> RECORDS FOR THE TASK:
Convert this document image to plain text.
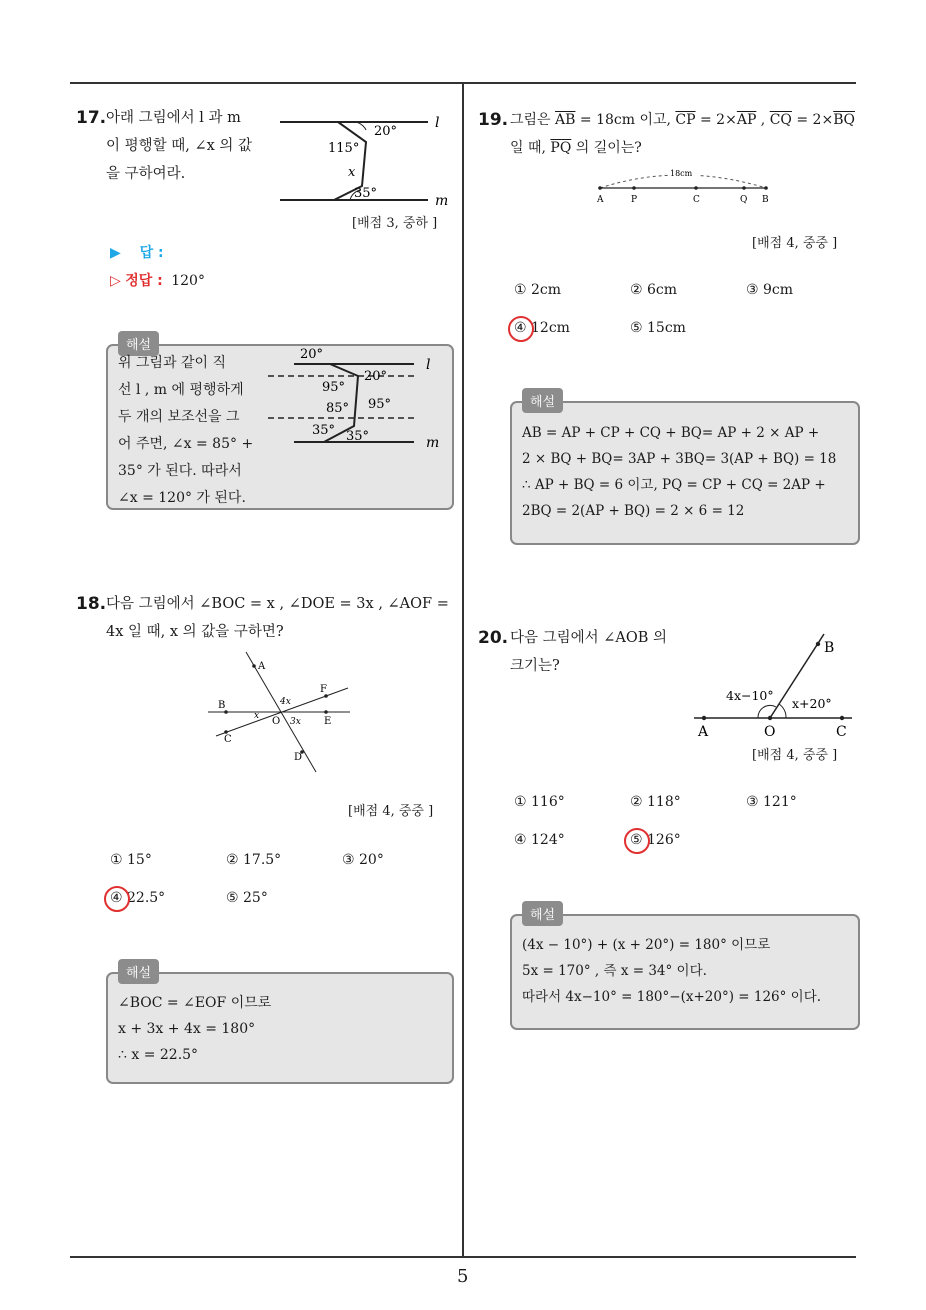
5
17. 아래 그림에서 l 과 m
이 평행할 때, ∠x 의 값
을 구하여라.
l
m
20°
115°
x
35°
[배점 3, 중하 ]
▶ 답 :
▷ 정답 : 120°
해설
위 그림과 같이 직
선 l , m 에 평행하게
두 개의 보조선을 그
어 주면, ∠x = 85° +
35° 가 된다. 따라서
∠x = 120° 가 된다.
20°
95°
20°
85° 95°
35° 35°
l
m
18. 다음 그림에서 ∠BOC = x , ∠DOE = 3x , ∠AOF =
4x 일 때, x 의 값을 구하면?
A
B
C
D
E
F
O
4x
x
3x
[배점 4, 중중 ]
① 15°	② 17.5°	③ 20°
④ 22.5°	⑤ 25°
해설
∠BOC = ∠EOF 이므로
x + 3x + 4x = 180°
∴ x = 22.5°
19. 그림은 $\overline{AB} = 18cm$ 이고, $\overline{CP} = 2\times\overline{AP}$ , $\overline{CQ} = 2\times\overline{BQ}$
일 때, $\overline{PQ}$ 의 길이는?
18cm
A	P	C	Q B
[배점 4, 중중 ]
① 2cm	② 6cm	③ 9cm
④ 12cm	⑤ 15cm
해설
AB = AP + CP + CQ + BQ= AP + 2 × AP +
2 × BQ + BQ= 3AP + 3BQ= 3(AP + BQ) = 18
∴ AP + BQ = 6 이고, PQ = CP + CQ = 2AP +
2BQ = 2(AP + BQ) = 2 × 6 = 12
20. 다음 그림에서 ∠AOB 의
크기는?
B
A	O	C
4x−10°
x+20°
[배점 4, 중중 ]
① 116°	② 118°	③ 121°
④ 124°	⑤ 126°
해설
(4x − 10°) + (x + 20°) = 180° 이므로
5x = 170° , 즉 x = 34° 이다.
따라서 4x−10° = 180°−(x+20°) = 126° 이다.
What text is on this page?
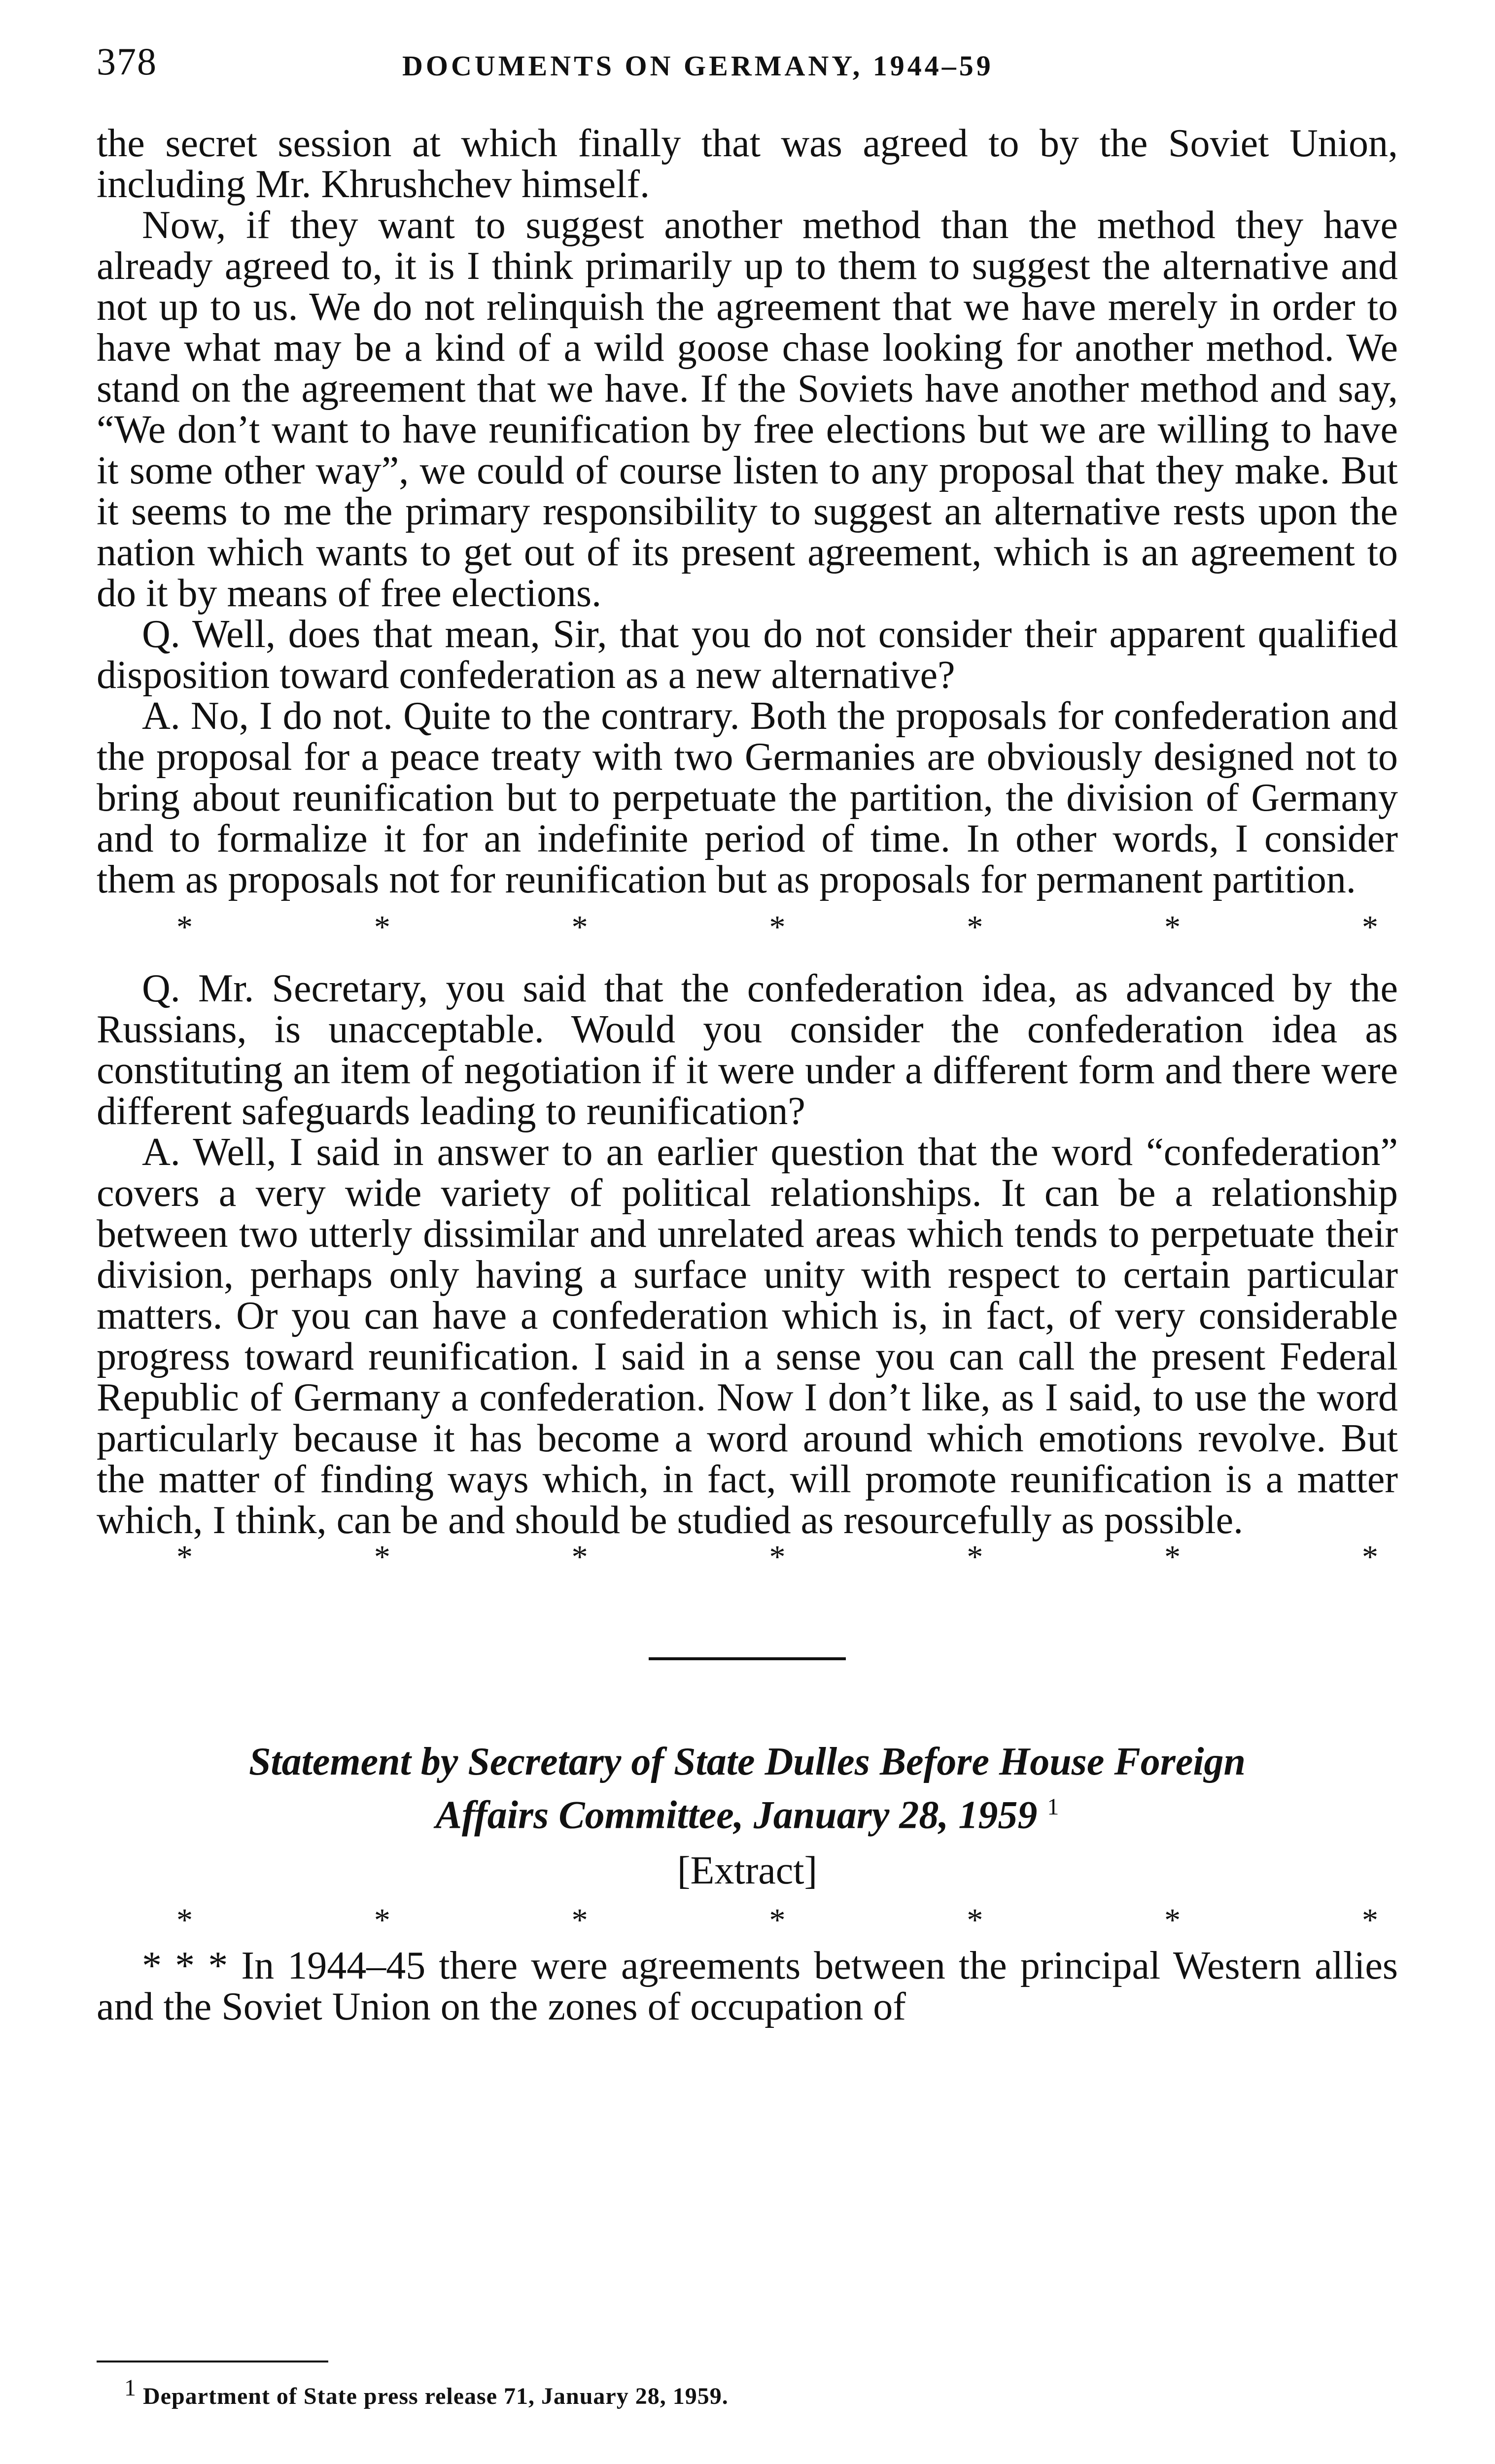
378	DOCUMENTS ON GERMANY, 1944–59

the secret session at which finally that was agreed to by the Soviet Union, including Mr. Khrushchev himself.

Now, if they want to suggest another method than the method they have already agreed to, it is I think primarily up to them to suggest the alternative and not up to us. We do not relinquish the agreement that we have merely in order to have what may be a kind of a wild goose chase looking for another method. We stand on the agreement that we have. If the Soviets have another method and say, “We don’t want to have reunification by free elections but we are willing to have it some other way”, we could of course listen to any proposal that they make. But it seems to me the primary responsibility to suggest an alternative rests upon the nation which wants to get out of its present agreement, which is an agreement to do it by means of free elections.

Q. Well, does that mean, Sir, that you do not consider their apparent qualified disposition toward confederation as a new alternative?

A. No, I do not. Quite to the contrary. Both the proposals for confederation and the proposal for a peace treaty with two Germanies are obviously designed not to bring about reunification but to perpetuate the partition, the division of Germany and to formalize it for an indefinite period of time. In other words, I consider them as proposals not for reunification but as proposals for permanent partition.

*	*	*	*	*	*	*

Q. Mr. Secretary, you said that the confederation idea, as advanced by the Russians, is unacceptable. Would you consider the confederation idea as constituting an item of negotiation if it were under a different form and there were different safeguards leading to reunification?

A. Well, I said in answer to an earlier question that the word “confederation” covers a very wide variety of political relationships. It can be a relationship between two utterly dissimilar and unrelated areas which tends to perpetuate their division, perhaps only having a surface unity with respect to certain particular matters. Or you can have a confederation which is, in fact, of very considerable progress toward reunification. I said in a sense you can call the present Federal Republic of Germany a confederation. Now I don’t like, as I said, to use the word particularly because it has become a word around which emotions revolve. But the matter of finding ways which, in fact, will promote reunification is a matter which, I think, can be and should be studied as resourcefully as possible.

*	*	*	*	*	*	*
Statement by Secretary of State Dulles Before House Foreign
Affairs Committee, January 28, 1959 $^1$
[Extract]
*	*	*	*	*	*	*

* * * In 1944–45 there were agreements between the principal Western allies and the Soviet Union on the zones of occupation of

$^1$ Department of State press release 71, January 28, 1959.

> INSTRUCTIONS TO FOLLOW:
Omit the pictures, then output the rest of the listing exactly.

> REPLY TO THE TASK:
Convert this document image to plain text.
5
17. 아래 그림에서 l 과 m
이 평행할 때, ∠x 의 값
을 구하여라.
l
m
20°
115°
x
35°
[배점 3, 중하 ]
▶ 답 :
▷ 정답 : 120°
해설
위 그림과 같이 직
선 l , m 에 평행하게
두 개의 보조선을 그
어 주면, ∠x = 85° +
35° 가 된다. 따라서
∠x = 120° 가 된다.
20°
95°
20°
85° 95°
35° 35°
l
m
18. 다음 그림에서 ∠BOC = x , ∠DOE = 3x , ∠AOF =
4x 일 때, x 의 값을 구하면?
A
B
C
D
E
F
O
4x
x
3x
[배점 4, 중중 ]
① 15°	② 17.5°	③ 20°
④ 22.5°	⑤ 25°
해설
∠BOC = ∠EOF 이므로
x + 3x + 4x = 180°
∴ x = 22.5°
19. 그림은 $\overline{AB} = 18cm$ 이고, $\overline{CP} = 2\times\overline{AP}$ , $\overline{CQ} = 2\times\overline{BQ}$
일 때, $\overline{PQ}$ 의 길이는?
18cm
A	P	C	Q B
[배점 4, 중중 ]
① 2cm	② 6cm	③ 9cm
④ 12cm	⑤ 15cm
해설
AB = AP + CP + CQ + BQ= AP + 2 × AP +
2 × BQ + BQ= 3AP + 3BQ= 3(AP + BQ) = 18
∴ AP + BQ = 6 이고, PQ = CP + CQ = 2AP +
2BQ = 2(AP + BQ) = 2 × 6 = 12
20. 다음 그림에서 ∠AOB 의
크기는?
B
A	O	C
4x−10°
x+20°
[배점 4, 중중 ]
① 116°	② 118°	③ 121°
④ 124°	⑤ 126°
해설
(4x − 10°) + (x + 20°) = 180° 이므로
5x = 170° , 즉 x = 34° 이다.
따라서 4x−10° = 180°−(x+20°) = 126° 이다.
What text is on this page?
378	DOCUMENTS ON GERMANY, 1944–59

the secret session at which finally that was agreed to by the Soviet Union, including Mr. Khrushchev himself.

Now, if they want to suggest another method than the method they have already agreed to, it is I think primarily up to them to suggest the alternative and not up to us. We do not relinquish the agreement that we have merely in order to have what may be a kind of a wild goose chase looking for another method. We stand on the agreement that we have. If the Soviets have another method and say, “We don’t want to have reunification by free elections but we are willing to have it some other way”, we could of course listen to any proposal that they make. But it seems to me the primary responsibility to suggest an alternative rests upon the nation which wants to get out of its present agreement, which is an agreement to do it by means of free elections.

Q. Well, does that mean, Sir, that you do not consider their apparent qualified disposition toward confederation as a new alternative?

A. No, I do not. Quite to the contrary. Both the proposals for confederation and the proposal for a peace treaty with two Germanies are obviously designed not to bring about reunification but to perpetuate the partition, the division of Germany and to formalize it for an indefinite period of time. In other words, I consider them as proposals not for reunification but as proposals for permanent partition.

*	*	*	*	*	*	*

Q. Mr. Secretary, you said that the confederation idea, as advanced by the Russians, is unacceptable. Would you consider the confederation idea as constituting an item of negotiation if it were under a different form and there were different safeguards leading to reunification?

A. Well, I said in answer to an earlier question that the word “confederation” covers a very wide variety of political relationships. It can be a relationship between two utterly dissimilar and unrelated areas which tends to perpetuate their division, perhaps only having a surface unity with respect to certain particular matters. Or you can have a confederation which is, in fact, of very considerable progress toward reunification. I said in a sense you can call the present Federal Republic of Germany a confederation. Now I don’t like, as I said, to use the word particularly because it has become a word around which emotions revolve. But the matter of finding ways which, in fact, will promote reunification is a matter which, I think, can be and should be studied as resourcefully as possible.

*	*	*	*	*	*	*
Statement by Secretary of State Dulles Before House Foreign
Affairs Committee, January 28, 1959 $^1$
[Extract]
*	*	*	*	*	*	*

* * * In 1944–45 there were agreements between the principal Western allies and the Soviet Union on the zones of occupation of

$^1$ Department of State press release 71, January 28, 1959.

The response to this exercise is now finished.